:: Work required ::
Return a copy of each line that holds the string "title".

(Collected data entries)
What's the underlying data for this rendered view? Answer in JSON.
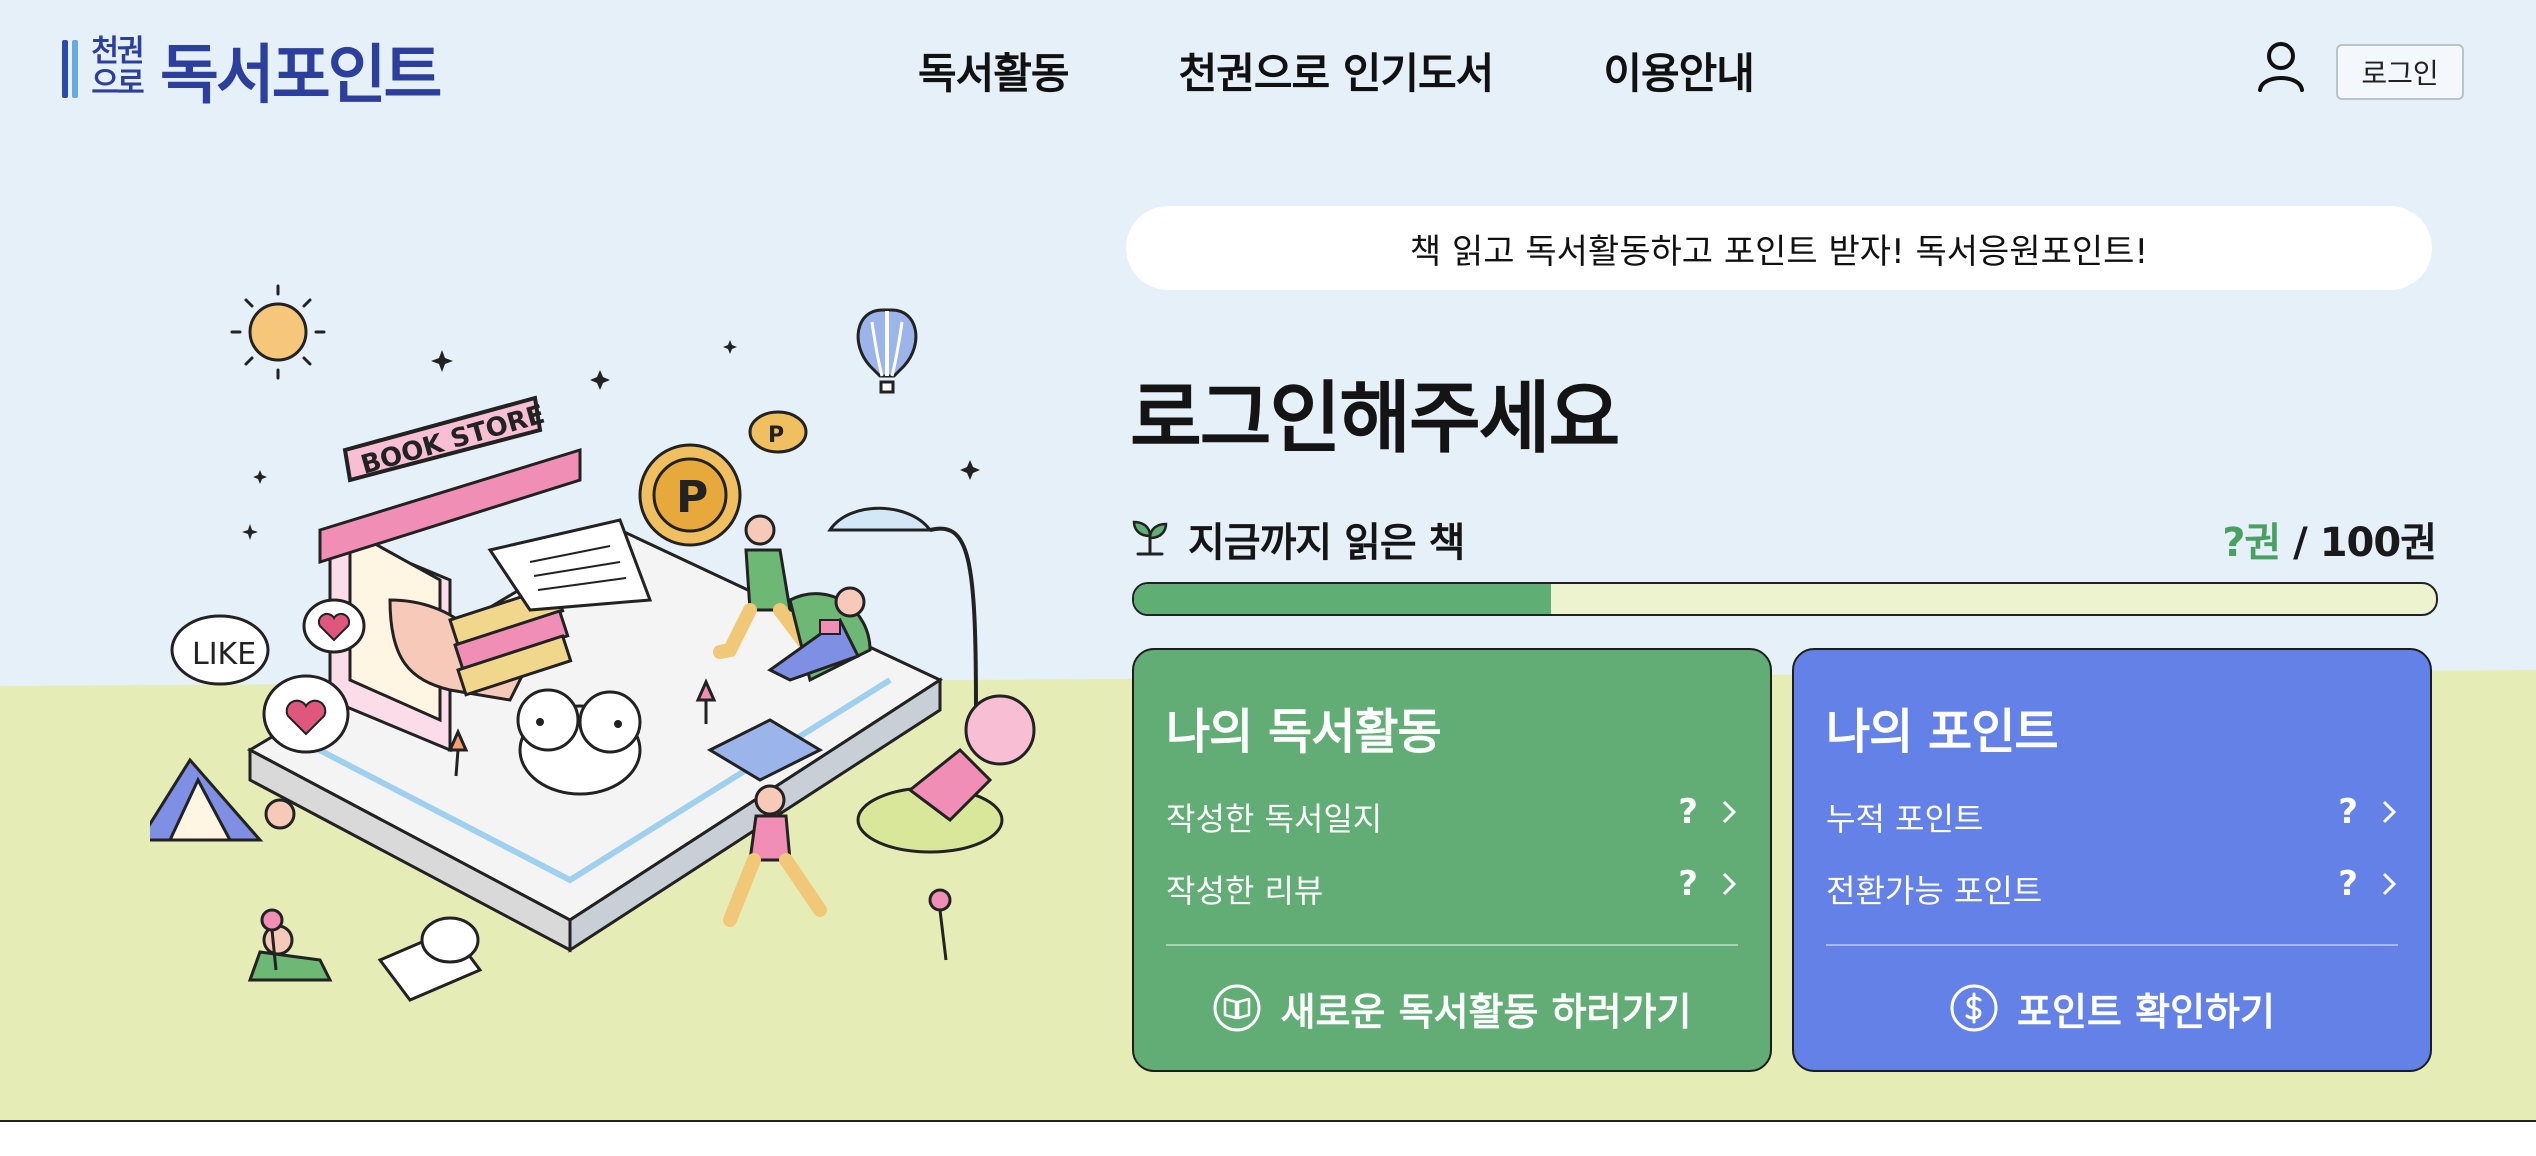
{
  "header": {
    "logo_mark": "천권\n으로",
    "logo_text": "독서포인트",
    "nav": [
      "독서활동",
      "천권으로 인기도서",
      "이용안내"
    ],
    "login_label": "로그인"
  },
  "hero": {
    "slogan": "책 읽고 독서활동하고 포인트 받자! 독서응원포인트!",
    "title": "로그인해주세요",
    "read_label": "지금까지 읽은 책",
    "read_current": "?권",
    "read_total": " / 100권",
    "progress_fraction": 0.32,
    "illustration_texts": {
      "store_sign": "BOOK STORE",
      "like_bubble": "LIKE",
      "coin": "P"
    }
  },
  "cards": {
    "activity": {
      "title": "나의 독서활동",
      "rows": [
        {
          "label": "작성한 독서일지",
          "value": "?"
        },
        {
          "label": "작성한 리뷰",
          "value": "?"
        }
      ],
      "action_label": "새로운 독서활동 하러가기",
      "icon": "book-icon"
    },
    "points": {
      "title": "나의 포인트",
      "rows": [
        {
          "label": "누적 포인트",
          "value": "?"
        },
        {
          "label": "전환가능 포인트",
          "value": "?"
        }
      ],
      "action_label": "포인트 확인하기",
      "icon": "dollar-icon"
    }
  },
  "colors": {
    "sky": "#e6f0f8",
    "ground": "#e6ecb5",
    "accent_navy": "#2d3f9c",
    "card_green": "#61ad75",
    "card_blue": "#6381e6",
    "progress_fill": "#5fae74",
    "progress_track": "#eef3cf"
  }
}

:: Reply to the exercise ::
    "title": "로그인해주세요",
      "title": "나의 독서활동",
      "title": "나의 포인트",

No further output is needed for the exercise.